> [Instruction]
Extract the whole listing as it stands. Do not include the pictures.

> [Stored data]
»»
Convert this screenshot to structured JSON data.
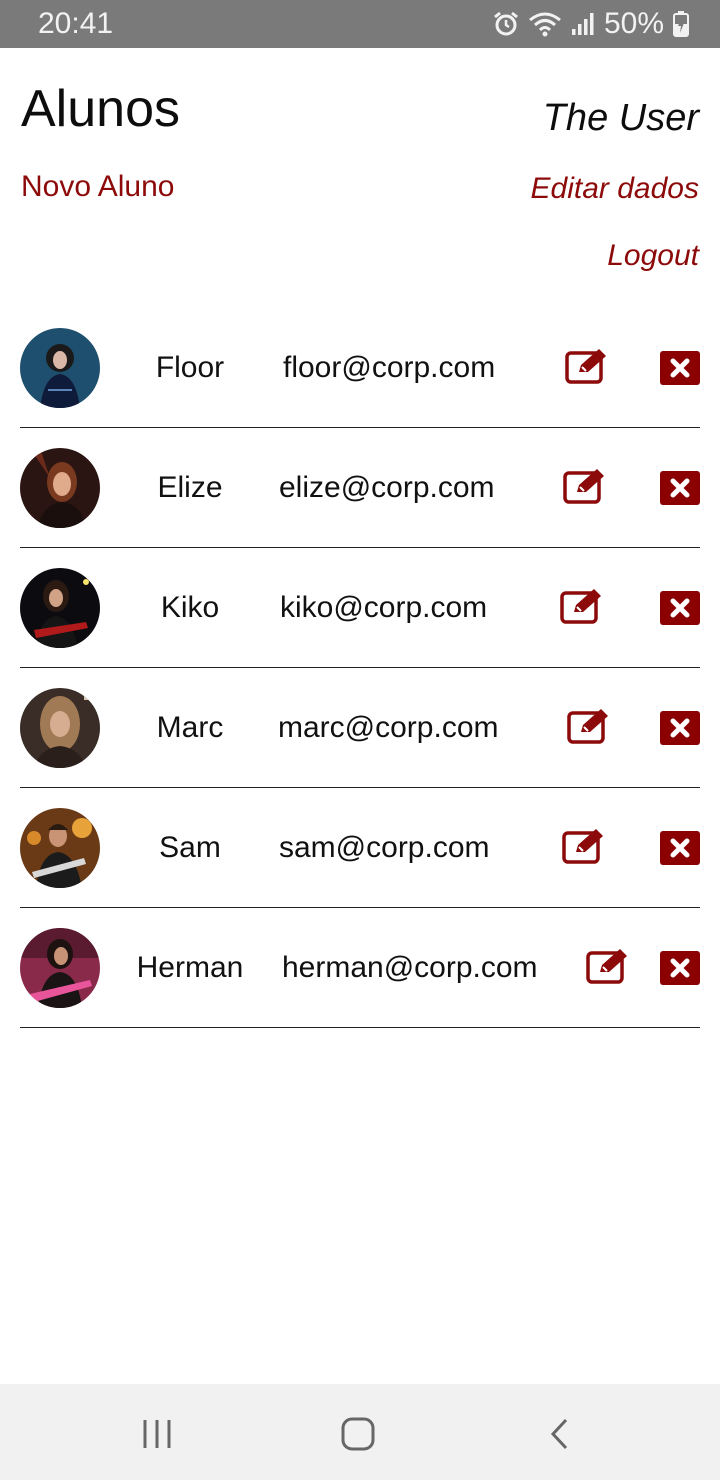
{
  "status_bar": {
    "time": "20:41",
    "battery": "50%",
    "icons": [
      "alarm-icon",
      "wifi-icon",
      "signal-icon",
      "battery-charging-icon"
    ]
  },
  "header": {
    "title": "Alunos",
    "user": "The User",
    "new_student": "Novo Aluno",
    "edit_data": "Editar dados",
    "logout": "Logout"
  },
  "colors": {
    "accent": "#8c0a0a",
    "delete_bg": "#8b0000"
  },
  "students": [
    {
      "name": "Floor",
      "email": "floor@corp.com",
      "photo": "avatar-floor"
    },
    {
      "name": "Elize",
      "email": "elize@corp.com",
      "photo": "avatar-elize"
    },
    {
      "name": "Kiko",
      "email": "kiko@corp.com",
      "photo": "avatar-kiko"
    },
    {
      "name": "Marc",
      "email": "marc@corp.com",
      "photo": "avatar-marc"
    },
    {
      "name": "Sam",
      "email": "sam@corp.com",
      "photo": "avatar-sam"
    },
    {
      "name": "Herman",
      "email": "herman@corp.com",
      "photo": "avatar-herman"
    }
  ],
  "row_icons": {
    "edit": "edit-icon",
    "delete": "delete-icon"
  },
  "nav_bar": {
    "icons": [
      "recents-icon",
      "home-icon",
      "back-icon"
    ]
  }
}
««
> [Response to the task]
Convert this screenshot to structured JSON data.
{
  "status_bar": {
    "time": "20:41",
    "battery": "50%",
    "icons": [
      "alarm-icon",
      "wifi-icon",
      "signal-icon",
      "battery-charging-icon"
    ]
  },
  "header": {
    "title": "Alunos",
    "user": "The User",
    "new_student": "Novo Aluno",
    "edit_data": "Editar dados",
    "logout": "Logout"
  },
  "colors": {
    "accent": "#8c0a0a",
    "delete_bg": "#8b0000"
  },
  "students": [
    {
      "name": "Floor",
      "email": "floor@corp.com",
      "photo": "avatar-floor"
    },
    {
      "name": "Elize",
      "email": "elize@corp.com",
      "photo": "avatar-elize"
    },
    {
      "name": "Kiko",
      "email": "kiko@corp.com",
      "photo": "avatar-kiko"
    },
    {
      "name": "Marc",
      "email": "marc@corp.com",
      "photo": "avatar-marc"
    },
    {
      "name": "Sam",
      "email": "sam@corp.com",
      "photo": "avatar-sam"
    },
    {
      "name": "Herman",
      "email": "herman@corp.com",
      "photo": "avatar-herman"
    }
  ],
  "row_icons": {
    "edit": "edit-icon",
    "delete": "delete-icon"
  },
  "nav_bar": {
    "icons": [
      "recents-icon",
      "home-icon",
      "back-icon"
    ]
  }
}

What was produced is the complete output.